Begin Information provided

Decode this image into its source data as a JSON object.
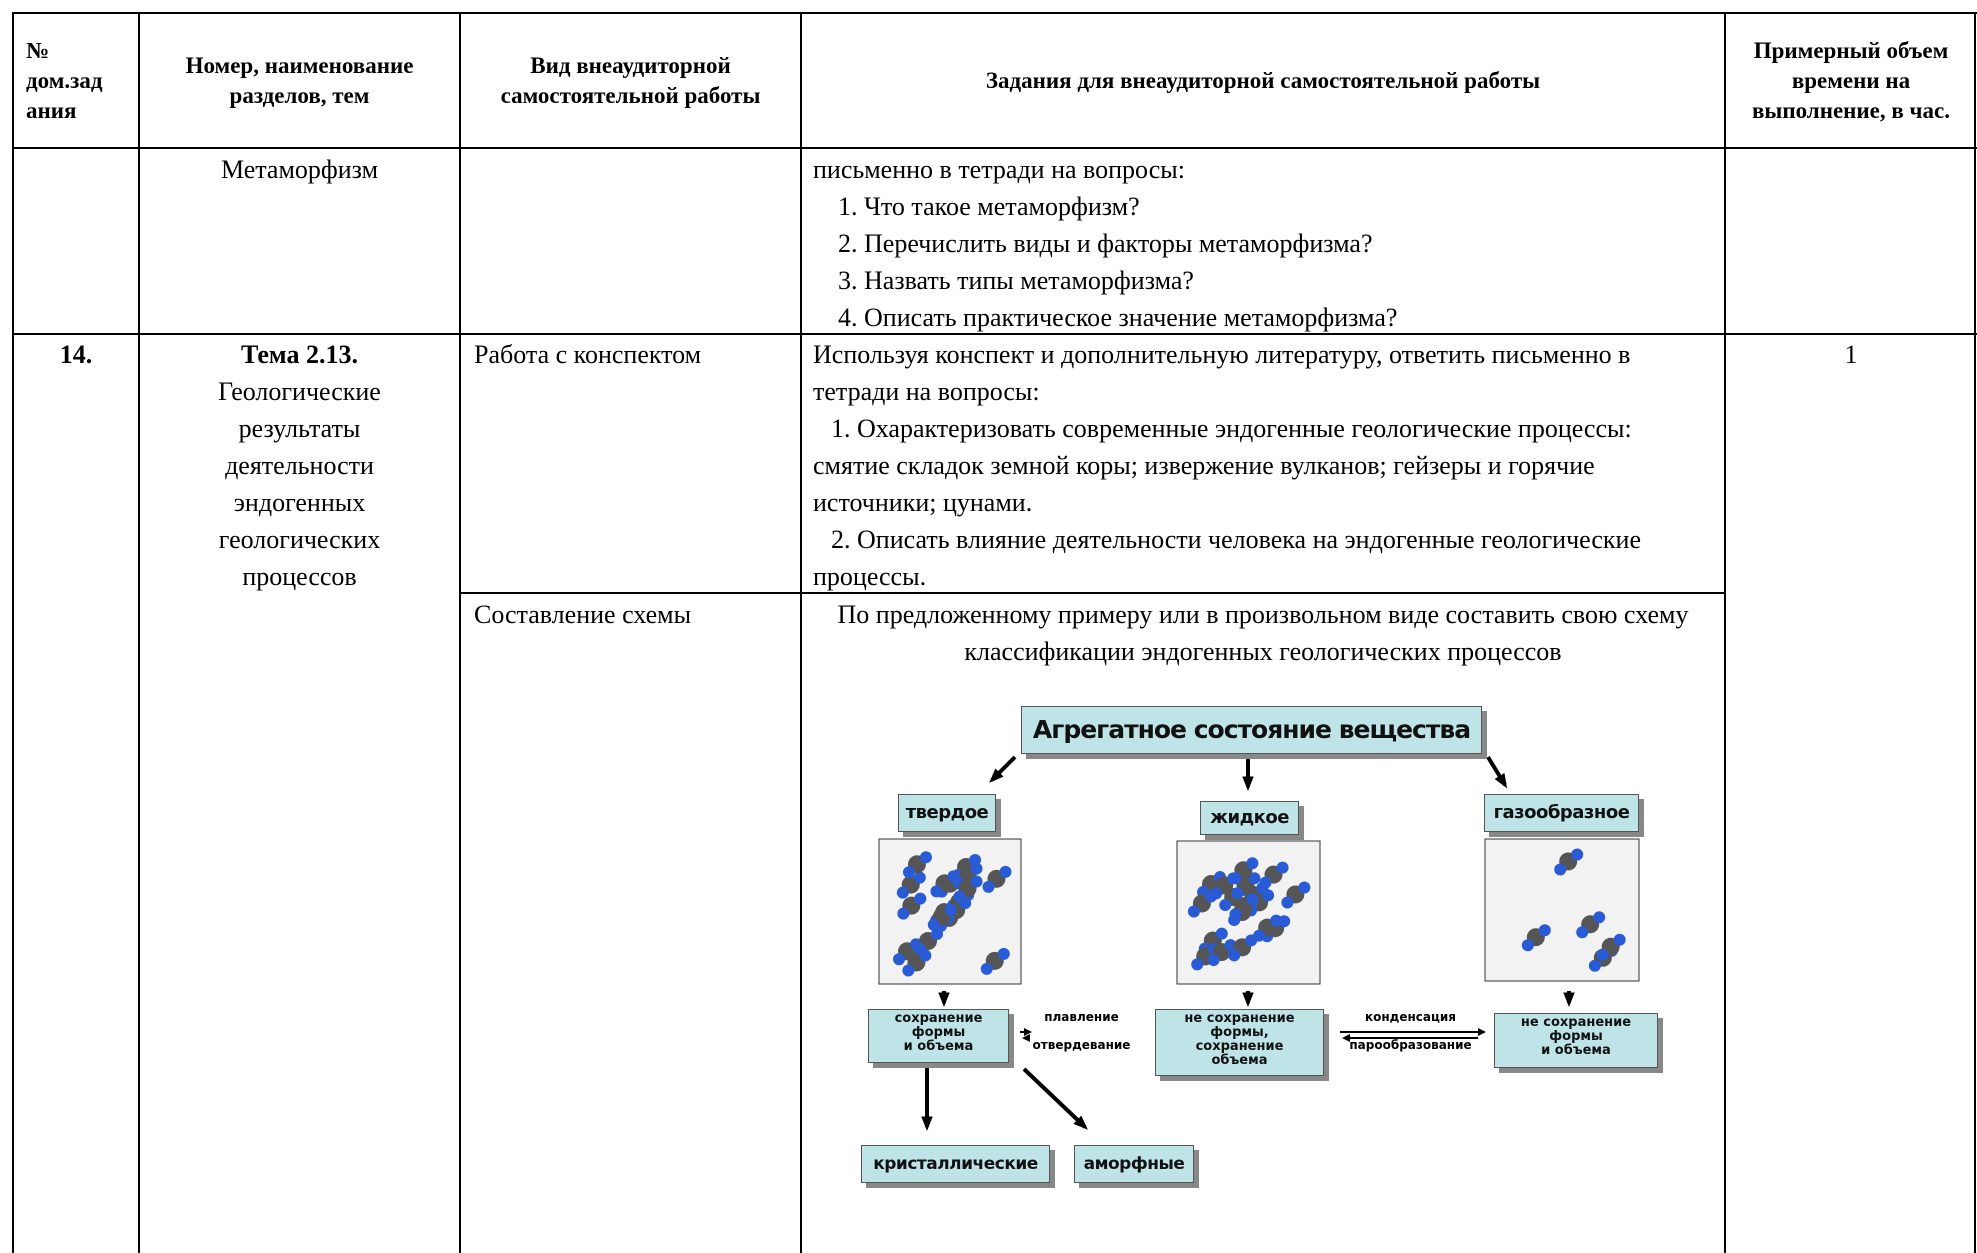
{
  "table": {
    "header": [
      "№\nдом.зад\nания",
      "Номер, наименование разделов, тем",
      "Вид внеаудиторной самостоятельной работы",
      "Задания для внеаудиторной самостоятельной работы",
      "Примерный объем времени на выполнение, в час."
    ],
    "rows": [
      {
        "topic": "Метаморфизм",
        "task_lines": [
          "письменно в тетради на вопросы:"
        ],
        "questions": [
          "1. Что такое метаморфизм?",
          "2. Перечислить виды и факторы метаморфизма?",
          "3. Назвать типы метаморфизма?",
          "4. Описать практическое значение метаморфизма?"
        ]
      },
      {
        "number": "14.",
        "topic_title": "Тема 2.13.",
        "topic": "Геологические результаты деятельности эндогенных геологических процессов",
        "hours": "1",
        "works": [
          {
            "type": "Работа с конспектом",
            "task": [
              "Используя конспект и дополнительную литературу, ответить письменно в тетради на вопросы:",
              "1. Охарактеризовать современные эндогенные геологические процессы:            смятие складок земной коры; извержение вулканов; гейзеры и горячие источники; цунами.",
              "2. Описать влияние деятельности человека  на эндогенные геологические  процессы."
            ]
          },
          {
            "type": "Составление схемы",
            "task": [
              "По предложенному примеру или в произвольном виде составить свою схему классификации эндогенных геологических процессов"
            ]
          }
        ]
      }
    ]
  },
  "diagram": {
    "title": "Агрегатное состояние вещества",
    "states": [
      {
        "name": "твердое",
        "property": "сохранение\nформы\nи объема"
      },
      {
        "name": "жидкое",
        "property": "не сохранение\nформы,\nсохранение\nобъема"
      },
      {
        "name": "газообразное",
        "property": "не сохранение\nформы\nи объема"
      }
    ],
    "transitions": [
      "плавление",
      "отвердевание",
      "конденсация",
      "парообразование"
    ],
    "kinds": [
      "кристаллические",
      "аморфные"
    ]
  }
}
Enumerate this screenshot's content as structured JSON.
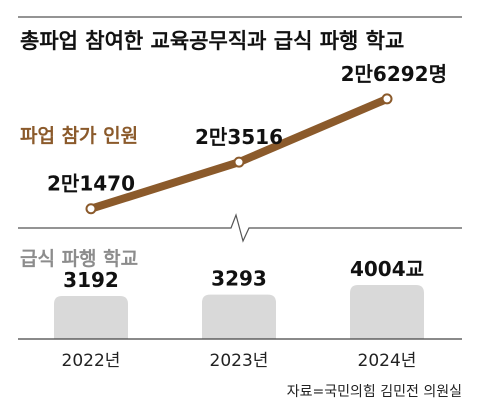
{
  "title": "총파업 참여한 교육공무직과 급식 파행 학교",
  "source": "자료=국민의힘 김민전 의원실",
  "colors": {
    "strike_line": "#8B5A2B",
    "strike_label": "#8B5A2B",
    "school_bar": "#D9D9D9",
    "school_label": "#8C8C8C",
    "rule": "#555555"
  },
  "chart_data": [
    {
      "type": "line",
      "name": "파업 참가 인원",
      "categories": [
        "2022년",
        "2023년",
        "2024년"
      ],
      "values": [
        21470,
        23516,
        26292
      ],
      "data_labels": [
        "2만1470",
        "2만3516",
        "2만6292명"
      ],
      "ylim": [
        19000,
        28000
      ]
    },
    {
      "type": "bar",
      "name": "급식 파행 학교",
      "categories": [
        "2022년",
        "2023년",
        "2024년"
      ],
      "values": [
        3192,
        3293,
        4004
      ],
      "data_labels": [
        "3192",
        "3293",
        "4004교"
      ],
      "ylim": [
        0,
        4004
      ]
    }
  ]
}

End Information provided

Instruction: Print exactly the span of lines that begins with the line containing "Enumerate this screenshot's" and ends with the last line of the listing, with no pictures.

Task answer:
Enumerate this screenshot's content as structured JSON.
{
  "title": "총파업 참여한 교육공무직과 급식 파행 학교",
  "source": "자료=국민의힘 김민전 의원실",
  "colors": {
    "strike_line": "#8B5A2B",
    "strike_label": "#8B5A2B",
    "school_bar": "#D9D9D9",
    "school_label": "#8C8C8C",
    "rule": "#555555"
  },
  "chart_data": [
    {
      "type": "line",
      "name": "파업 참가 인원",
      "categories": [
        "2022년",
        "2023년",
        "2024년"
      ],
      "values": [
        21470,
        23516,
        26292
      ],
      "data_labels": [
        "2만1470",
        "2만3516",
        "2만6292명"
      ],
      "ylim": [
        19000,
        28000
      ]
    },
    {
      "type": "bar",
      "name": "급식 파행 학교",
      "categories": [
        "2022년",
        "2023년",
        "2024년"
      ],
      "values": [
        3192,
        3293,
        4004
      ],
      "data_labels": [
        "3192",
        "3293",
        "4004교"
      ],
      "ylim": [
        0,
        4004
      ]
    }
  ]
}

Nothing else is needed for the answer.